Extract:
For example, Japanese Unexamined Patent Publication (Kokai) No. 05-336759 discloses an inverter device including a converter unit to rectify an inputted AC current, a smoothing means for smoothing the rectified current, the smoothing means charged by a rectified power outputted by the converter unit, a current-restricting means for restricting an intensity of a charging current of the smoothing means, a PWM inverter unit to perform PWM control on the smoothed output from the smoothing means to supply AC current to a load, a voltage detection means for detecting a voltage across the smoothing means, and a determination means for determining whether or not a detection output of the voltage detection means is normal, based on whether the detection output is greater or smaller than a certain voltage.

Records:

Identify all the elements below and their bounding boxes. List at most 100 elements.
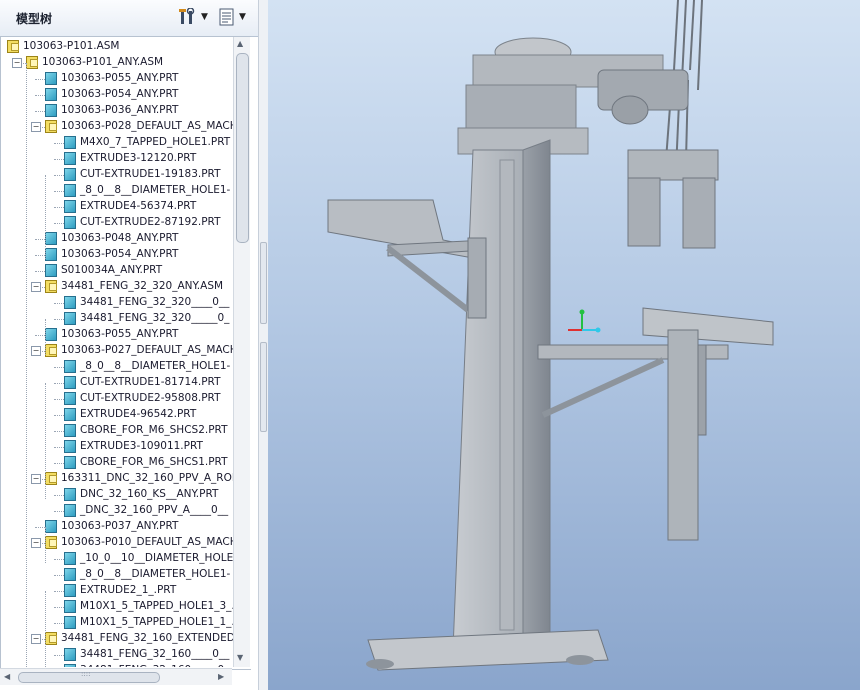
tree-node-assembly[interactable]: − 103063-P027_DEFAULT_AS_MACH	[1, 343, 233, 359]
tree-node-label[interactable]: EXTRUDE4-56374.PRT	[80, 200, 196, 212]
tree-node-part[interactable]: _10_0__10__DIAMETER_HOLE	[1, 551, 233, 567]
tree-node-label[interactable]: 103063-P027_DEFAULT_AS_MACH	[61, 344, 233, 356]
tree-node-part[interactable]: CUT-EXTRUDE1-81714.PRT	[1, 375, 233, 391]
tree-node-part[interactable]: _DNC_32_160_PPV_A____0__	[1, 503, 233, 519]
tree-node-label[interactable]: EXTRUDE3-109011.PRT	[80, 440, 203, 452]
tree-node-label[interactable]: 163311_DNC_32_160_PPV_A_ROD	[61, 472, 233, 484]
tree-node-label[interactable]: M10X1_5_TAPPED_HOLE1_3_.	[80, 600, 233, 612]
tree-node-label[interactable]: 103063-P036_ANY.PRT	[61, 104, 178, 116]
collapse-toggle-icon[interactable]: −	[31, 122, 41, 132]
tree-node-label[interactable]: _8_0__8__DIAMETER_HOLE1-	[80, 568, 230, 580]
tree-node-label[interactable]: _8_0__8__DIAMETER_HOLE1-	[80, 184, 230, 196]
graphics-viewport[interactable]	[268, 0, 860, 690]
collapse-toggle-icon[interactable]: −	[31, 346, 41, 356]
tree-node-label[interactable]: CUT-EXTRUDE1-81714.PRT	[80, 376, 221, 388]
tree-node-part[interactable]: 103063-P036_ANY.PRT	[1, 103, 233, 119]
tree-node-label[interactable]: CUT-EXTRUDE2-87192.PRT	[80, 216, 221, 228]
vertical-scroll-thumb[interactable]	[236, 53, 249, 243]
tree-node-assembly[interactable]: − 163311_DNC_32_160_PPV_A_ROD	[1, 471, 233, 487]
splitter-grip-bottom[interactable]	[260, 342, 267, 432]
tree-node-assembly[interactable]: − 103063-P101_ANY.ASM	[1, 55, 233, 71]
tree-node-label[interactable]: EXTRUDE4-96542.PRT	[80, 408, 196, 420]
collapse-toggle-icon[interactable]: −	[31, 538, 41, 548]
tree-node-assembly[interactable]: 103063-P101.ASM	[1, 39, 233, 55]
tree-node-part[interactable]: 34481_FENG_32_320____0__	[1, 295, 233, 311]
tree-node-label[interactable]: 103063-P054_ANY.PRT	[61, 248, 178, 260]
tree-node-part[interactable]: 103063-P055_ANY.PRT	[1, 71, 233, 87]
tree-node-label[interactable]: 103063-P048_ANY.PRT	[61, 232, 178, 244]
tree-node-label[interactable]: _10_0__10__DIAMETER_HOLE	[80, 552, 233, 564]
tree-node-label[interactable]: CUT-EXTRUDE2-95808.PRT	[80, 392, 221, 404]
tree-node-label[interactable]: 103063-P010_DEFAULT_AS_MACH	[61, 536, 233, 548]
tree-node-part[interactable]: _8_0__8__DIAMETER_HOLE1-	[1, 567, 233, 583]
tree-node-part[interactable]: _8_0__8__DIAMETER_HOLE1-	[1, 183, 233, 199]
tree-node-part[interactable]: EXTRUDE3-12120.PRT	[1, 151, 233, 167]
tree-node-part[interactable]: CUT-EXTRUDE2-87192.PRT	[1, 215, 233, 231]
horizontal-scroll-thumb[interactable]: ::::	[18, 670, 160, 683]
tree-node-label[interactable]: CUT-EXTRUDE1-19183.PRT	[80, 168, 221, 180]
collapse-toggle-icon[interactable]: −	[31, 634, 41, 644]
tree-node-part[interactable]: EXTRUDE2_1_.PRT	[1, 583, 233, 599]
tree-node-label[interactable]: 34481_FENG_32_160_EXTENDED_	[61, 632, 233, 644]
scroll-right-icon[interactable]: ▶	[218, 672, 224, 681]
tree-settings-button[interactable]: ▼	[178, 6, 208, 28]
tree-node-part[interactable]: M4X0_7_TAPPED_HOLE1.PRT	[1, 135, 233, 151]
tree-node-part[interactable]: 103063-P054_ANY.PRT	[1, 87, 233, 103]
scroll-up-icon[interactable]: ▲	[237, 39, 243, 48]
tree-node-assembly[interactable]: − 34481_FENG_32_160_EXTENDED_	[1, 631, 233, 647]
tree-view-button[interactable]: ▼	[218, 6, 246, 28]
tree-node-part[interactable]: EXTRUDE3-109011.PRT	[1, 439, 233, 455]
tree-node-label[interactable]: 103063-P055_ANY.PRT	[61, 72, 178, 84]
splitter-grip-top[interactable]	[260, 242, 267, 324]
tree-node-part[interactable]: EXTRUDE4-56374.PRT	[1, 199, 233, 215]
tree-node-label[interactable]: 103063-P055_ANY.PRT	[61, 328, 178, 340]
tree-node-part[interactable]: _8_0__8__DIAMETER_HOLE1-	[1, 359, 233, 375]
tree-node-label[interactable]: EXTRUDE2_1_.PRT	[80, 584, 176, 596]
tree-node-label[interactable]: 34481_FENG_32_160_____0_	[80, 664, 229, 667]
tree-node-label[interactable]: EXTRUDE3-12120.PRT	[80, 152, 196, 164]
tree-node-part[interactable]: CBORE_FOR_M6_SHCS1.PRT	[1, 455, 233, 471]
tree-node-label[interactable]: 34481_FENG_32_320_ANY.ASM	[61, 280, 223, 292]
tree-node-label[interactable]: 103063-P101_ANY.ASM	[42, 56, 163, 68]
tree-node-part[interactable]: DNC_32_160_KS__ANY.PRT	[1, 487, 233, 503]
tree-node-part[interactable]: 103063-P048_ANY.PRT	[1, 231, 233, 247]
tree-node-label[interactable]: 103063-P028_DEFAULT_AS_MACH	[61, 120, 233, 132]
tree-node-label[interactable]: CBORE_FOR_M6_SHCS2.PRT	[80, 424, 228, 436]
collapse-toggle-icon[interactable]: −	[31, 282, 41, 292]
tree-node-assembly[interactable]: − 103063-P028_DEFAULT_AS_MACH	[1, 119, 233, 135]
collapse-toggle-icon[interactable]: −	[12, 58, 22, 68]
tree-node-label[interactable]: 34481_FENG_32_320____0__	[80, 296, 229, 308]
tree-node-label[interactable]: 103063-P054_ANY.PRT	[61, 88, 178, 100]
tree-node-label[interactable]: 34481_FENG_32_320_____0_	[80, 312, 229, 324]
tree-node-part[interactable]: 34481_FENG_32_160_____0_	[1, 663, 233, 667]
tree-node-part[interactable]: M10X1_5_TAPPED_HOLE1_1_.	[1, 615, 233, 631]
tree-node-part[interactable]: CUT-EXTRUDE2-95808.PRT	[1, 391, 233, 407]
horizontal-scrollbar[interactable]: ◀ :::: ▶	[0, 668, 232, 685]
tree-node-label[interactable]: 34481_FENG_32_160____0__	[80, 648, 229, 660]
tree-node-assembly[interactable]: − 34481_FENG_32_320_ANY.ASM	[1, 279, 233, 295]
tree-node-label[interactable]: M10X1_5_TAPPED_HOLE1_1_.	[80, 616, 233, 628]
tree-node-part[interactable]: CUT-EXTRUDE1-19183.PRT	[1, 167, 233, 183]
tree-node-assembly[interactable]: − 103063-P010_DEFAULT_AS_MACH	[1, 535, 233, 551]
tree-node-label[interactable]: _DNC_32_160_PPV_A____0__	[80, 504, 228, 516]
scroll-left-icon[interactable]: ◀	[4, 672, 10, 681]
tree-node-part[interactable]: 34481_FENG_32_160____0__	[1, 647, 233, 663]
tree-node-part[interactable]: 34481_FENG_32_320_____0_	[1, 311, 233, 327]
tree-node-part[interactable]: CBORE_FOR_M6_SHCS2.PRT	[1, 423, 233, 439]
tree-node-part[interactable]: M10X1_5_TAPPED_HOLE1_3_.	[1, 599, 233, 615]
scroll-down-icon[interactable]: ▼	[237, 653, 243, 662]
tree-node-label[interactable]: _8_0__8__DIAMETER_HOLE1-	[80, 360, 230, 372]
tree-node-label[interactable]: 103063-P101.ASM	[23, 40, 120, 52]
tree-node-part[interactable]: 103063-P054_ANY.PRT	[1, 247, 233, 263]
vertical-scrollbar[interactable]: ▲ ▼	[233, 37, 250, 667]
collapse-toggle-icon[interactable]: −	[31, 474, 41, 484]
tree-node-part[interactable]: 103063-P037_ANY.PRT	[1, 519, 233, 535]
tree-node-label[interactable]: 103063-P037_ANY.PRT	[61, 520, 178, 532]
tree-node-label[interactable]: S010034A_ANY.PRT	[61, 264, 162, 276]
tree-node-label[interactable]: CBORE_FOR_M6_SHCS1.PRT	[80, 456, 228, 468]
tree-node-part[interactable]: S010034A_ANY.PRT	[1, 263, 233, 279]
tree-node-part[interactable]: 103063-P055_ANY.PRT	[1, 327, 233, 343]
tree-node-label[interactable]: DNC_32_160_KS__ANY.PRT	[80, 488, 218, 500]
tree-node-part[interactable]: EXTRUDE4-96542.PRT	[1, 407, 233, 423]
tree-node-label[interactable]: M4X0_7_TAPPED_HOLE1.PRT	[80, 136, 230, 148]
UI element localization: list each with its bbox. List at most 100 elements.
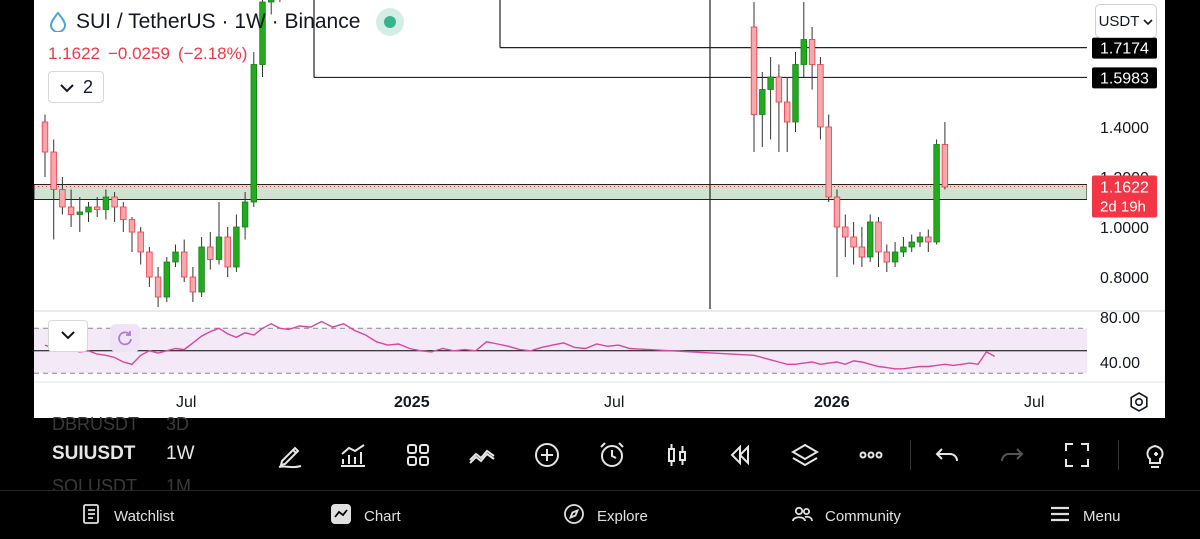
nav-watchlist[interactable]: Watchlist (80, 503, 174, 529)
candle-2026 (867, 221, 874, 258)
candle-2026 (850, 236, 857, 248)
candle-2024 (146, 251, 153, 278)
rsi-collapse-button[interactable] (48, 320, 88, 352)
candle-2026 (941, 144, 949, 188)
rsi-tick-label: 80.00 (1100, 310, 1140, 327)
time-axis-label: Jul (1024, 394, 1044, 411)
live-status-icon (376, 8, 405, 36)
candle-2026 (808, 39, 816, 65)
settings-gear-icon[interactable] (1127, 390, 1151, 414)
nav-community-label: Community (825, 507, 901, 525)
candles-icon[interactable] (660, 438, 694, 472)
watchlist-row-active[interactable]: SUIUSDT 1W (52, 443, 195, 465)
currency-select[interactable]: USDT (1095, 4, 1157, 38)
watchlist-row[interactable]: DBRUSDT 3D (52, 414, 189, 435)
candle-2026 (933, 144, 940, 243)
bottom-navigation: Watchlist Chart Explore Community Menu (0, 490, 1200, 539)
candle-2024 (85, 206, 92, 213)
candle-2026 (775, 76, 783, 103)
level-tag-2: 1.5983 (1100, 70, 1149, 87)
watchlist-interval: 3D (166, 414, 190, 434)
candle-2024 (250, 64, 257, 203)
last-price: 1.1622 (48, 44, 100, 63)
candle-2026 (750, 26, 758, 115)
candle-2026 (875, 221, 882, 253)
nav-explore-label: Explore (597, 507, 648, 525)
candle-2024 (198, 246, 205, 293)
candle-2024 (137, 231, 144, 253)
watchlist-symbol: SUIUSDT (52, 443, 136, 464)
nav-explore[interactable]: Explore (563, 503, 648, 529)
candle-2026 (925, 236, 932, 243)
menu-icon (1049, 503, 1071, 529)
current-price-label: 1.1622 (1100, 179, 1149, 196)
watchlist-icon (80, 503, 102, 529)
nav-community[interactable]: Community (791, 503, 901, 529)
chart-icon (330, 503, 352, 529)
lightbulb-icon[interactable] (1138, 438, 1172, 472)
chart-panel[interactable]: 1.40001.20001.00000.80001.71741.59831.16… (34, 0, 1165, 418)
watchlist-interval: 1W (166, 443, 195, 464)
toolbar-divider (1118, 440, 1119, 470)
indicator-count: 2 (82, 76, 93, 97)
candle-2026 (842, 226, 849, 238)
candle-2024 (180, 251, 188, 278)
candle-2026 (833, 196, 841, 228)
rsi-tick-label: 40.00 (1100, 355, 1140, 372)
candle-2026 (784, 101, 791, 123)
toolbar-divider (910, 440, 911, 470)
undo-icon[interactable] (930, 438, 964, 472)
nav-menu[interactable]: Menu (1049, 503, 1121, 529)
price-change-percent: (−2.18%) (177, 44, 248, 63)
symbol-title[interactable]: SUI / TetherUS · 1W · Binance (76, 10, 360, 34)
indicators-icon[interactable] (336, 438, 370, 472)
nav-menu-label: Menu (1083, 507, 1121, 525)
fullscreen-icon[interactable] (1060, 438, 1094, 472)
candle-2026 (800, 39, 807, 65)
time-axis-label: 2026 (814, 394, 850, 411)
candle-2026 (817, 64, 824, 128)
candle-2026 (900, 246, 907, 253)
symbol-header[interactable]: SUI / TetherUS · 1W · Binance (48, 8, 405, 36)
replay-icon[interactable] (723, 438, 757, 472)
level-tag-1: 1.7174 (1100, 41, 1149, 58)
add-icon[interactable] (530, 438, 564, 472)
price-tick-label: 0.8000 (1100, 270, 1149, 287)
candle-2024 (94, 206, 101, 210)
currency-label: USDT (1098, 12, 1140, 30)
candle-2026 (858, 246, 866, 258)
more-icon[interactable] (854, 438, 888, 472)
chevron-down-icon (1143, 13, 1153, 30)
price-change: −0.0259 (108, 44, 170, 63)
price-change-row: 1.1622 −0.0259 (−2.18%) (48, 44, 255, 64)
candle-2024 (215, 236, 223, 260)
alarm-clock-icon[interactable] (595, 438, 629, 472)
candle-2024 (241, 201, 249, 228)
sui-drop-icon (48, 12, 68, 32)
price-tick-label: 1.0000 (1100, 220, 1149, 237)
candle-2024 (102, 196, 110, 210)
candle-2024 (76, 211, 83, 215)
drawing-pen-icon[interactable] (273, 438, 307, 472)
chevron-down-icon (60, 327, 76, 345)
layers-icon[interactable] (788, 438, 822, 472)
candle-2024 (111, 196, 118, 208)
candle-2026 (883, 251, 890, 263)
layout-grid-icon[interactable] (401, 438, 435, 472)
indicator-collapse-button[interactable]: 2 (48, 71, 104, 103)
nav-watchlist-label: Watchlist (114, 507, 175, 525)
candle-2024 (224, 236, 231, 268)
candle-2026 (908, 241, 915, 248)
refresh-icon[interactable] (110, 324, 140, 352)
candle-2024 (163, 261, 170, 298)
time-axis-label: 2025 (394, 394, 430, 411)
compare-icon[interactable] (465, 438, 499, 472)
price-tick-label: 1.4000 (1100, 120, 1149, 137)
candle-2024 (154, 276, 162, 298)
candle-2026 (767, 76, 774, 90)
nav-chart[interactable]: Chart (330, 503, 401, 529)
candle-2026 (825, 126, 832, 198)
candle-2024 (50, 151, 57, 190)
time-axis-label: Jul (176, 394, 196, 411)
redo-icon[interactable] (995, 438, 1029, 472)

Given exercise 1: Write out the passage on the inverter device from "For example, Japanese" up to and including "a certain voltage.", reproducing its wording precisely.
Given exercise 2: Determine whether each statement agrees with the passage on the inverter device, answering yes or no and quoting the deciding words: (a) The device includes a means for limiting the charging current of the smoothing means. (b) The PWM inverter unit supplies DC current to the load. (c) The determination means judges the detection output by comparing it with a certain voltage.

Exercise result 1:
For example, Japanese Unexamined Patent Publication (Kokai) No. 05-336759 discloses an inverter device including a converter unit to rectify an inputted AC current, a smoothing means for smoothing the rectified current, the smoothing means charged by a rectified power outputted by the converter unit, a current-restricting means for restricting an intensity of a charging current of the smoothing means, a PWM inverter unit to perform PWM control on the smoothed output from the smoothing means to supply AC current to a load, a voltage detection means for detecting a voltage across the smoothing means, and a determination means for determining whether or not a detection output of the voltage detection means is normal, based on whether the detection output is greater or smaller than a certain voltage.

Exercise result 2:
(a) Yes: "a current-restricting means for restricting an intensity of a charging current of the smoothing means"
(b) No: "to supply AC current to a load"
(c) Yes: "based on whether the detection output is greater or smaller than a certain voltage"